┌─ Excerpted data

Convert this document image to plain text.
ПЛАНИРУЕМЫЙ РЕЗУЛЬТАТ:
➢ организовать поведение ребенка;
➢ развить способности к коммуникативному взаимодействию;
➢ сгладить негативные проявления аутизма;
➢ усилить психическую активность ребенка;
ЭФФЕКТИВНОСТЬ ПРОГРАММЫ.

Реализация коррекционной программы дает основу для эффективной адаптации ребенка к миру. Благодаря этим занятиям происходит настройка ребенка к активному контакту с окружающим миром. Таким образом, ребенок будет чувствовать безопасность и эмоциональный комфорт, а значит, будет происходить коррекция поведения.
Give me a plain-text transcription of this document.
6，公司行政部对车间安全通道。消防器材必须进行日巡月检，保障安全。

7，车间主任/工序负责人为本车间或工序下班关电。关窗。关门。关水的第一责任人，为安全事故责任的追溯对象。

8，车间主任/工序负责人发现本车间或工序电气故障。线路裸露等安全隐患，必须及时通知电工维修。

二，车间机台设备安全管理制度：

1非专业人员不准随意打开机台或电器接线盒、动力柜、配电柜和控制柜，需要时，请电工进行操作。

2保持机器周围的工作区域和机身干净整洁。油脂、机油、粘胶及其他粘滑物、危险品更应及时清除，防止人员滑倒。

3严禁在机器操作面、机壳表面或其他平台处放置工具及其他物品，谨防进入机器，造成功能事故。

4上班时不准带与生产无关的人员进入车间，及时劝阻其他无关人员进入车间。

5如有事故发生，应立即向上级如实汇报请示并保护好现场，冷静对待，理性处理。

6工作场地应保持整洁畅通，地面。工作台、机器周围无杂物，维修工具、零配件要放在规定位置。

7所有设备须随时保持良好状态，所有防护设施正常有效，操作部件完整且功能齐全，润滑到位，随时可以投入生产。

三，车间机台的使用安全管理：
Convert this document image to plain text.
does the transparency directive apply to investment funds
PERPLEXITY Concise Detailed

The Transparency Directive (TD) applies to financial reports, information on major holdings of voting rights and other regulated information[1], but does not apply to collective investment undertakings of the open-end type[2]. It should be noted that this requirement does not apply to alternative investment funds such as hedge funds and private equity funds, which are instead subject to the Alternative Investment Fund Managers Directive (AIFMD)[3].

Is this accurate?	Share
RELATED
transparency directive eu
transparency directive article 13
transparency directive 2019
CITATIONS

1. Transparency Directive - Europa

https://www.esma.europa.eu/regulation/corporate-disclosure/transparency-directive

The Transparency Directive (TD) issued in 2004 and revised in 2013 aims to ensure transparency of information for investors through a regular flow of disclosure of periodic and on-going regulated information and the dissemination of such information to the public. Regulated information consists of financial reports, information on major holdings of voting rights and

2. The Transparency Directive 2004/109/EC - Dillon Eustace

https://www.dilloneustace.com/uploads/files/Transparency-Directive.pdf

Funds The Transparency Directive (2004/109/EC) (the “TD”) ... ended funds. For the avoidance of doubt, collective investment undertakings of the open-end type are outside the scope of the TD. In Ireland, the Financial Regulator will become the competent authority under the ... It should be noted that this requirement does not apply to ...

└─

Exercise aim
From the listing above, copy all lines holding the word "collective".

Full answer
The Transparency Directive (TD) applies to financial reports, information on major holdings of voting rights and other regulated information[1], but does not apply to collective investment undertakings of the open-end type[2]. It should be noted that this requirement does not apply to alternative investment funds such as hedge funds and private equity funds, which are instead subject to the Alternative Investment Fund Managers Directive (AIFMD)[3].
Funds The Transparency Directive (2004/109/EC) (the “TD”) ... ended funds. For the avoidance of doubt, collective investment undertakings of the open-end type are outside the scope of the TD. In Ireland, the Financial Regulator will become the competent authority under the ... It should be noted that this requirement does not apply to ...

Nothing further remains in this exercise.